--- start Records shown ---

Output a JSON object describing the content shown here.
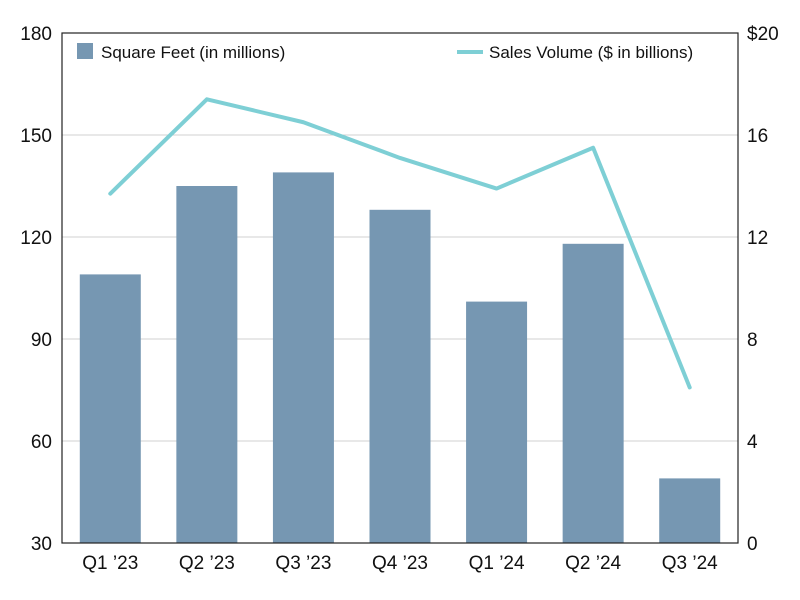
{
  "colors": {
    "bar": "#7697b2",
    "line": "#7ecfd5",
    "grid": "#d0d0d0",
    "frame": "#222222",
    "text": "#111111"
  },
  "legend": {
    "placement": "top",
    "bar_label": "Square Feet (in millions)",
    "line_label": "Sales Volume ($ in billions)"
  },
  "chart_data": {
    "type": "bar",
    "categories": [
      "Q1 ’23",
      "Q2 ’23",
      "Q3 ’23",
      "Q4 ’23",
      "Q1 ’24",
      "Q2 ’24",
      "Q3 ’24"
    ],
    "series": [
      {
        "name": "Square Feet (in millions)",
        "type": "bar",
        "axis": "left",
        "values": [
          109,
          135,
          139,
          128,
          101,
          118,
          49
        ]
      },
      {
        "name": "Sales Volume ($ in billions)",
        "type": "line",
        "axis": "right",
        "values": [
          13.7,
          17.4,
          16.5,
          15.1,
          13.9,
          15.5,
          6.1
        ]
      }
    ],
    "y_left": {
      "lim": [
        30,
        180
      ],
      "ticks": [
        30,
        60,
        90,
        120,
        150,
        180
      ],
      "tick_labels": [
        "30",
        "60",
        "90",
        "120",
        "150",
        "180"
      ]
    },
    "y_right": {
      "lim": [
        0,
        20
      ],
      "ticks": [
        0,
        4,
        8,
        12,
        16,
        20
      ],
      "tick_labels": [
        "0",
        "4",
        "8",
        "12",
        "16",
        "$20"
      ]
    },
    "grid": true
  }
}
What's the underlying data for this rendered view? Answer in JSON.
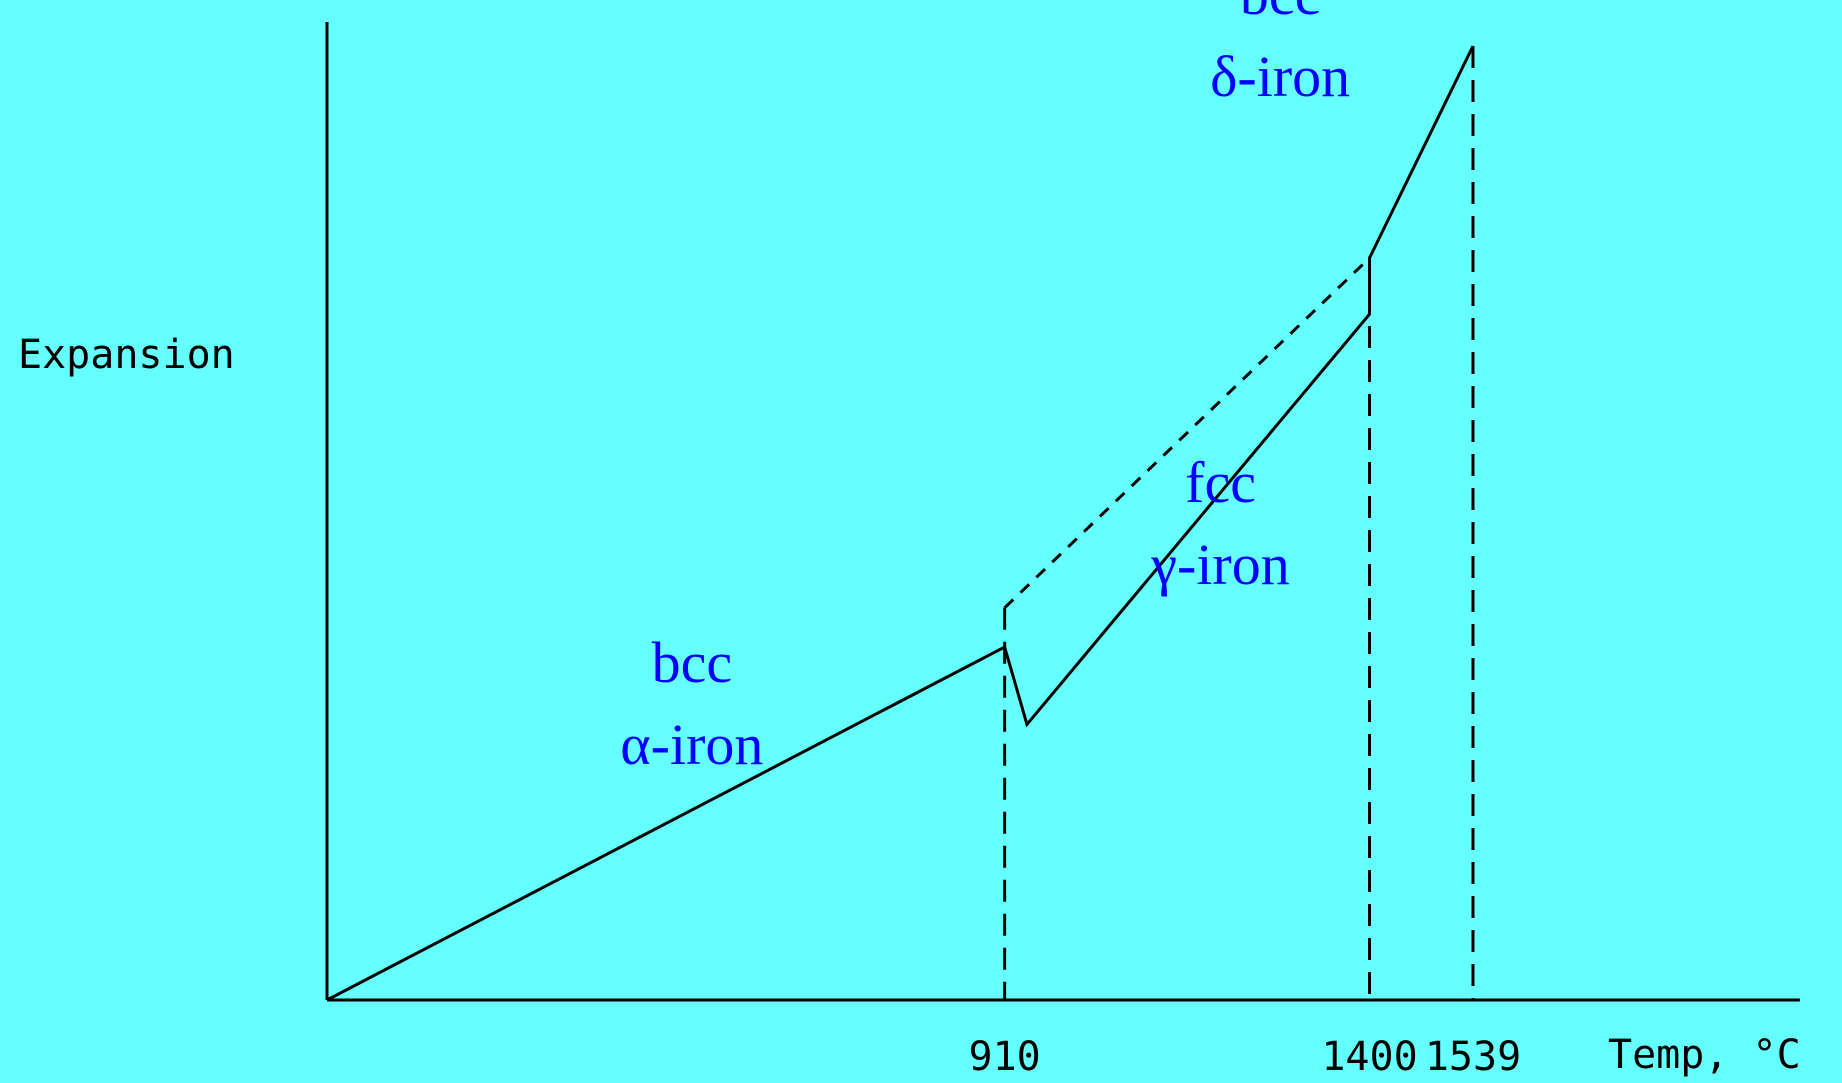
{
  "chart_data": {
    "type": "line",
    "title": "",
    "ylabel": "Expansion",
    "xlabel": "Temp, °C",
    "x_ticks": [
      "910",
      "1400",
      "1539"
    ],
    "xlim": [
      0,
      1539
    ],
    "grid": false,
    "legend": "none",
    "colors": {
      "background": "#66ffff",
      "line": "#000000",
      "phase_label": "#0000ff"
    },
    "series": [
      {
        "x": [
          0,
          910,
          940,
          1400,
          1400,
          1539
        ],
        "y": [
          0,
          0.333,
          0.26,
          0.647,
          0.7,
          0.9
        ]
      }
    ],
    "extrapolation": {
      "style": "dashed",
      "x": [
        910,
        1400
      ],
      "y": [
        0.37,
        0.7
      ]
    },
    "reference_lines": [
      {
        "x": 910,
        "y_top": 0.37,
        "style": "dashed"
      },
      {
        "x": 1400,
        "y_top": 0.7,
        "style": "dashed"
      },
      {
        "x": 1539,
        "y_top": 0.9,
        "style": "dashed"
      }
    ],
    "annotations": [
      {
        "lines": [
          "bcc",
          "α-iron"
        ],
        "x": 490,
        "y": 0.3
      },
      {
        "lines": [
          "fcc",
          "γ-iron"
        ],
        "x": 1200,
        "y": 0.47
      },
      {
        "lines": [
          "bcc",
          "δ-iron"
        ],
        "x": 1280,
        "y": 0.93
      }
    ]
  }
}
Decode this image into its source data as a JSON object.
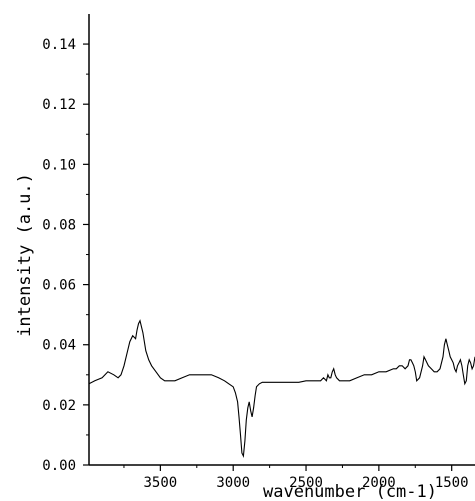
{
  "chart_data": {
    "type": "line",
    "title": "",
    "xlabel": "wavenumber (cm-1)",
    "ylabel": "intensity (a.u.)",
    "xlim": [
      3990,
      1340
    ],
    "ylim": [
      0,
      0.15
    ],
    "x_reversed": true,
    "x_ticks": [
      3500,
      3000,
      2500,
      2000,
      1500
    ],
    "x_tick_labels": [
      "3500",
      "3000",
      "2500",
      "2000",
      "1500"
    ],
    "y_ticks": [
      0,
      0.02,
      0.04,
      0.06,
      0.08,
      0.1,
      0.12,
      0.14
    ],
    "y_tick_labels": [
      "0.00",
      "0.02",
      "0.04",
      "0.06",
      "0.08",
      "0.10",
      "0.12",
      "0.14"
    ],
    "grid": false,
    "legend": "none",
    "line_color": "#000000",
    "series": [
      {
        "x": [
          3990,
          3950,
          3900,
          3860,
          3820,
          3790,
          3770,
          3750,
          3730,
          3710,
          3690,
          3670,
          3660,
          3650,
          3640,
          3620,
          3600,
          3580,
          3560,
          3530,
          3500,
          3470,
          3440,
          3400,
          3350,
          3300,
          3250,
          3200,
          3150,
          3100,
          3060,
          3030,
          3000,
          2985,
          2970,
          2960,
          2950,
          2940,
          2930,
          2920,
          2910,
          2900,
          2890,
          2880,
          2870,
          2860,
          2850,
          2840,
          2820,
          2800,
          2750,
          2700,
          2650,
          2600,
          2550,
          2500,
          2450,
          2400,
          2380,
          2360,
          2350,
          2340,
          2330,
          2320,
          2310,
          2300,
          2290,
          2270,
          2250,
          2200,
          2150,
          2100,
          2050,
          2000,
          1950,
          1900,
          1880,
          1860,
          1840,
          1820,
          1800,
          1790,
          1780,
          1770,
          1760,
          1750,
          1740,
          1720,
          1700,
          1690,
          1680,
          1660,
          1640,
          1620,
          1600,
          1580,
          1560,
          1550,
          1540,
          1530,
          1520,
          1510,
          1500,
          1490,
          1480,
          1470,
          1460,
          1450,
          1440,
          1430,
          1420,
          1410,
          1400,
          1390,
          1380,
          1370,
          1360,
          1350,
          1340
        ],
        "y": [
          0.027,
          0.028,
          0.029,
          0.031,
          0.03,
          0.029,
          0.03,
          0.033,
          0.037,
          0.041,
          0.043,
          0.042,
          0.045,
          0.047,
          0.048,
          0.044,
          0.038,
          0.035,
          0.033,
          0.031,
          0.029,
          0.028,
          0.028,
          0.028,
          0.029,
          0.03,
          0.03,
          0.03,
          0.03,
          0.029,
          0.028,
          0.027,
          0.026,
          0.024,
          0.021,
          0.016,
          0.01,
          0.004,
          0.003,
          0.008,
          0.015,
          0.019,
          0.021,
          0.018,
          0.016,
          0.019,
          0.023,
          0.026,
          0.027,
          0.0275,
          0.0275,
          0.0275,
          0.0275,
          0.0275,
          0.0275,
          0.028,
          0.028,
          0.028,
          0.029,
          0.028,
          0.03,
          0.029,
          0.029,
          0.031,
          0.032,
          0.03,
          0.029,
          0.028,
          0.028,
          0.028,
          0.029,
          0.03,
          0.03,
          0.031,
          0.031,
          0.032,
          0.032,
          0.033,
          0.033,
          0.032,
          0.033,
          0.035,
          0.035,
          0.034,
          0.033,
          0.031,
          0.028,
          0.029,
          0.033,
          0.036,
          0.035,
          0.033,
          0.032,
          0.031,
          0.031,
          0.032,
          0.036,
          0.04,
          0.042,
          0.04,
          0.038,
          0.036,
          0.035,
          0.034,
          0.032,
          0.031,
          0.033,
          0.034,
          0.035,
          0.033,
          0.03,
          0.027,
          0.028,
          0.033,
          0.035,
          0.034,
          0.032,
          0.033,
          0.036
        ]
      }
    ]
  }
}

--- end Records shown ---

Copy the lines from the entries above in which the word "type" appears.

    "type": "bar",
        "type": "bar",
        "type": "line",
    "type": "line",
    "type": "line",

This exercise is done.